EXERCISE PROMPT ▸ Work out the number of lines in the listing that include the string "name". Reply with that number alone.
# EXCERPTED DATA start
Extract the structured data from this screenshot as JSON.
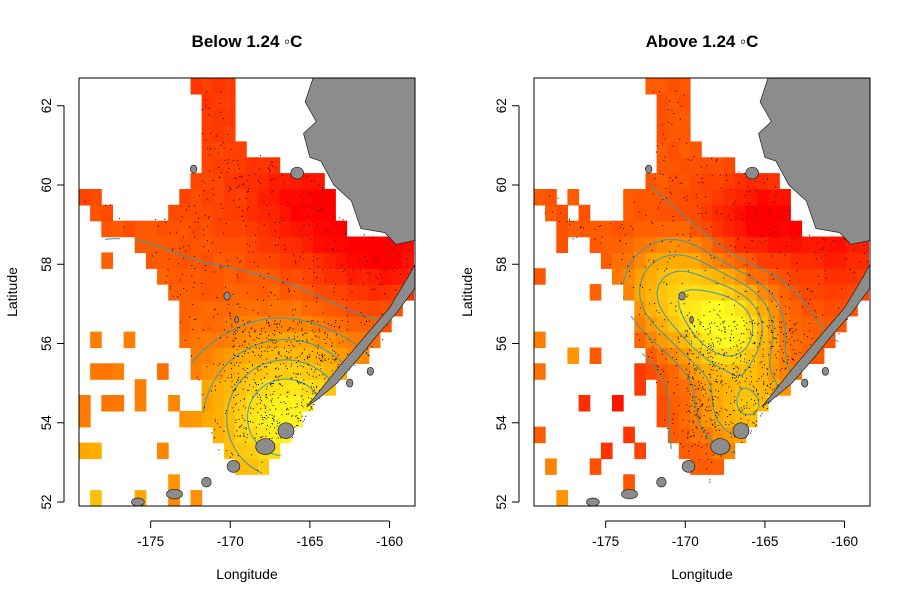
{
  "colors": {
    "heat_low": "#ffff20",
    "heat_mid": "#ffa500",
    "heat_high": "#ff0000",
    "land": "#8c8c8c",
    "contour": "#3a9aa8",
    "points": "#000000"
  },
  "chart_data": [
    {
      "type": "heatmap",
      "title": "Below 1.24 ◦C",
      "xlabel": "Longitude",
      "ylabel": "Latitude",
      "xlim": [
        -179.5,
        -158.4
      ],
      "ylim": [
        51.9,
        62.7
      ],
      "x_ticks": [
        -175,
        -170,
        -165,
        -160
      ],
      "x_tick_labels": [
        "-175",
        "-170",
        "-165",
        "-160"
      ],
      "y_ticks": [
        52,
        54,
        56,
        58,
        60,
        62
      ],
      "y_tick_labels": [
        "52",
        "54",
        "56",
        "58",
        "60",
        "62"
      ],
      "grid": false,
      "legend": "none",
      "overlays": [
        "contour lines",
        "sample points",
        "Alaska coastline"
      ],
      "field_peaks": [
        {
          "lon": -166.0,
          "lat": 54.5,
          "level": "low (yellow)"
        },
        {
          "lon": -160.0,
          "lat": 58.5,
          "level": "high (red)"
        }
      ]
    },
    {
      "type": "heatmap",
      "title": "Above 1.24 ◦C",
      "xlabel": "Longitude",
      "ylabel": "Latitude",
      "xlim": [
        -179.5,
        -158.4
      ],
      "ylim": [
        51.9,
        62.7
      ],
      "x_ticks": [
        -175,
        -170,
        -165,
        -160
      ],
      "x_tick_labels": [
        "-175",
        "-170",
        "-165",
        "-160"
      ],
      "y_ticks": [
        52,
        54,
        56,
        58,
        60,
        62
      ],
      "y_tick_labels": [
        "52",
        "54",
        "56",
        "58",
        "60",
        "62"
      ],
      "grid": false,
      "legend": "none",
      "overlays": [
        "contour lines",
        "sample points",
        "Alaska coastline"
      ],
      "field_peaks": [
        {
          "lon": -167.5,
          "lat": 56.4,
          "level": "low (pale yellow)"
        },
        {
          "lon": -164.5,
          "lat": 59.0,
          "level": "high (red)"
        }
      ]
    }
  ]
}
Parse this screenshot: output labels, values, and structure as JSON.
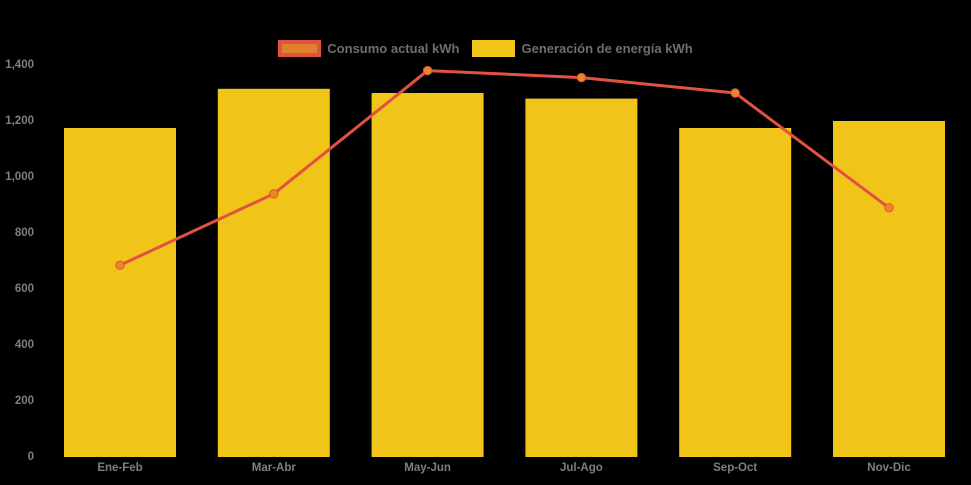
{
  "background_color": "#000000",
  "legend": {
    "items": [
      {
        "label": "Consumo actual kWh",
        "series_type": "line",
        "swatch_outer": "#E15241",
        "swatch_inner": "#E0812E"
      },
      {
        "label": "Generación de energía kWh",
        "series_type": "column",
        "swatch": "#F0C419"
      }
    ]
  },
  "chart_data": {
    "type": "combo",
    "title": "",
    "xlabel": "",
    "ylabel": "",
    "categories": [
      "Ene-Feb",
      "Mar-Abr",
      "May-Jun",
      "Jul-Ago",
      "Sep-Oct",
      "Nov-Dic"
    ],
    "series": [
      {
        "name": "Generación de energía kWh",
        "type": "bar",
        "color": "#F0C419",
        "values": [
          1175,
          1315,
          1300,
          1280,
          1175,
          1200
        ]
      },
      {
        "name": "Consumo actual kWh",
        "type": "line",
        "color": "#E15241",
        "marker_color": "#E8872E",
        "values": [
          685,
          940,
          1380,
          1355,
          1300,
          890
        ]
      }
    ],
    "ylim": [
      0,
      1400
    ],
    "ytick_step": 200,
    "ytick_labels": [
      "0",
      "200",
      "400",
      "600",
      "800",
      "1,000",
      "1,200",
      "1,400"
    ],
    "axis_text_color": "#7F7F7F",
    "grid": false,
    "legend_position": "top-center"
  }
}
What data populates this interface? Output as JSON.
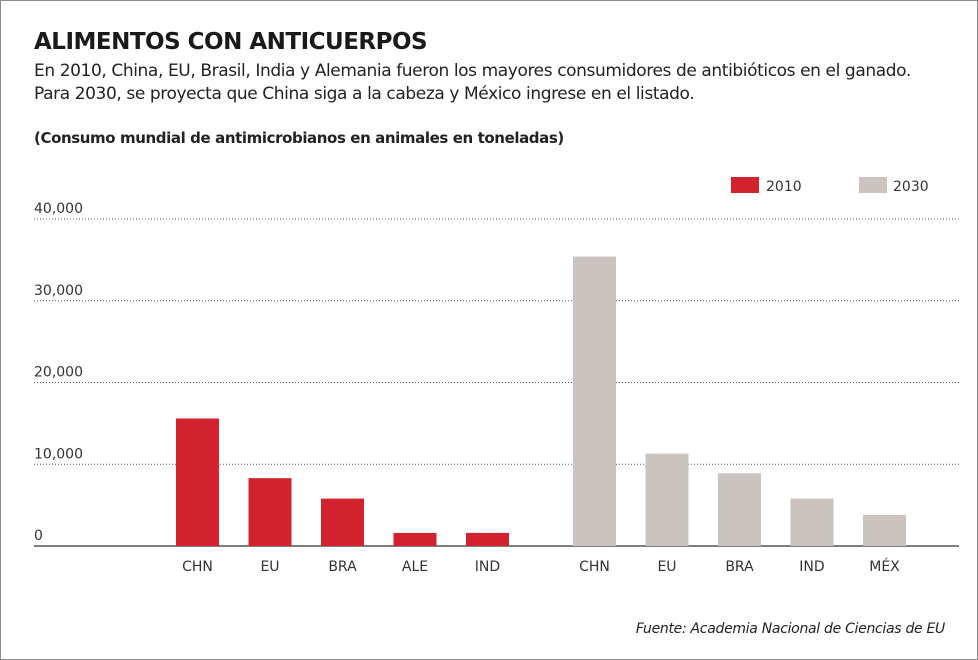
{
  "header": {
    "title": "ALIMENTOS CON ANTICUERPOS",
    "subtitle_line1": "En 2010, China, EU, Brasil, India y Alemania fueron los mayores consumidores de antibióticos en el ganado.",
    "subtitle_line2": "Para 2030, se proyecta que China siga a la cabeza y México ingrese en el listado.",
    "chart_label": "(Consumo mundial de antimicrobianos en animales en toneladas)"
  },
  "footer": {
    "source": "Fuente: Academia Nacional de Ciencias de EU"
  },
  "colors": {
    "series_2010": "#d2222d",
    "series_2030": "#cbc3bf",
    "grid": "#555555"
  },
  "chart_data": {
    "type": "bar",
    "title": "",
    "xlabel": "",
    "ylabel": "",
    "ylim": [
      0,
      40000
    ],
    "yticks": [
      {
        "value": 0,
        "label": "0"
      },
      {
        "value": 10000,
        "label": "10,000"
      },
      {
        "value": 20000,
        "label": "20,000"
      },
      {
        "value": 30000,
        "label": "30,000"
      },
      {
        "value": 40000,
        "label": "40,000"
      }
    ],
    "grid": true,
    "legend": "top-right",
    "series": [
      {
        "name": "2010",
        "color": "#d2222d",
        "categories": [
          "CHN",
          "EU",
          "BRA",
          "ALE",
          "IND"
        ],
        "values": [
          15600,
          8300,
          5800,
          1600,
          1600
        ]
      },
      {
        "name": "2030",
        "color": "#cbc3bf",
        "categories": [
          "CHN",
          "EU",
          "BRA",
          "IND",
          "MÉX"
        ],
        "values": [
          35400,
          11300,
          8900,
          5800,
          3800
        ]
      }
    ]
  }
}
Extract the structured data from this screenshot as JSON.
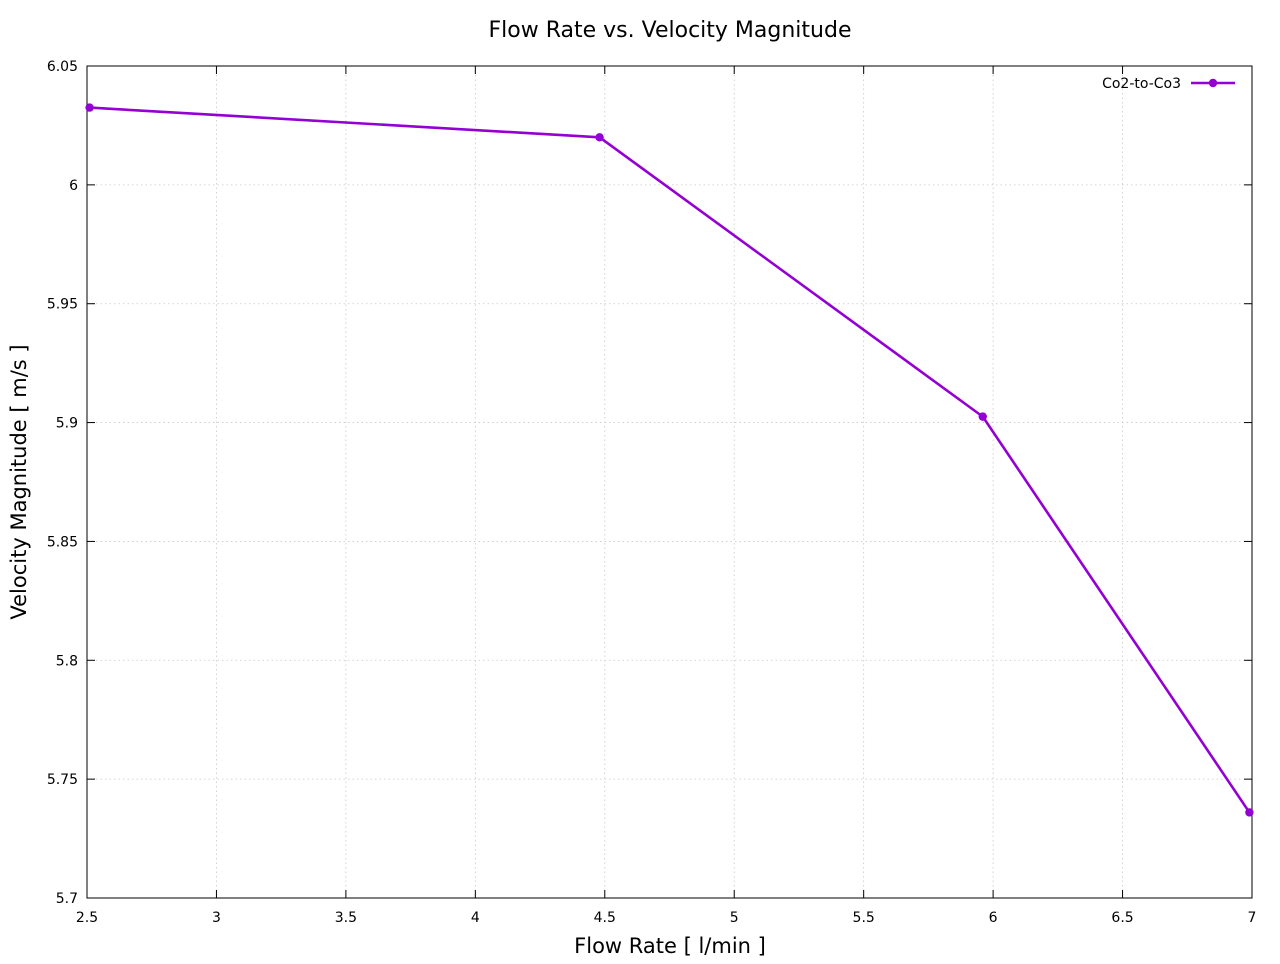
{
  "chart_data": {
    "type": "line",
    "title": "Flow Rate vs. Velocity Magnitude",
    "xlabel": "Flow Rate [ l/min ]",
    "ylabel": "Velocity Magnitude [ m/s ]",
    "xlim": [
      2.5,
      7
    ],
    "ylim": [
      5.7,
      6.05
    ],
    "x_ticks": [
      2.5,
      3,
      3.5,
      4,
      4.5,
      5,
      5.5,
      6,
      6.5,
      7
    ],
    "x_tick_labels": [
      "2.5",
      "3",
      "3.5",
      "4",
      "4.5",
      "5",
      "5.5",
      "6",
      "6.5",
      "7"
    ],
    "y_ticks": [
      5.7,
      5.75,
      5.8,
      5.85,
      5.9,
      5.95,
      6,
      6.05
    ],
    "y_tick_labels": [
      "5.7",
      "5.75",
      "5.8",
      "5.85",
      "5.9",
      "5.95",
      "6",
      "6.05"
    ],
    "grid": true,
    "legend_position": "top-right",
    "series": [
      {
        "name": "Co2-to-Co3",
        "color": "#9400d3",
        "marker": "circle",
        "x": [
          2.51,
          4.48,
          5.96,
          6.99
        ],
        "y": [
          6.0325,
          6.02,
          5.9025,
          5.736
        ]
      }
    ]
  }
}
# EXCERPTED DATA end
EXERCISE SOLUTION ▸ 5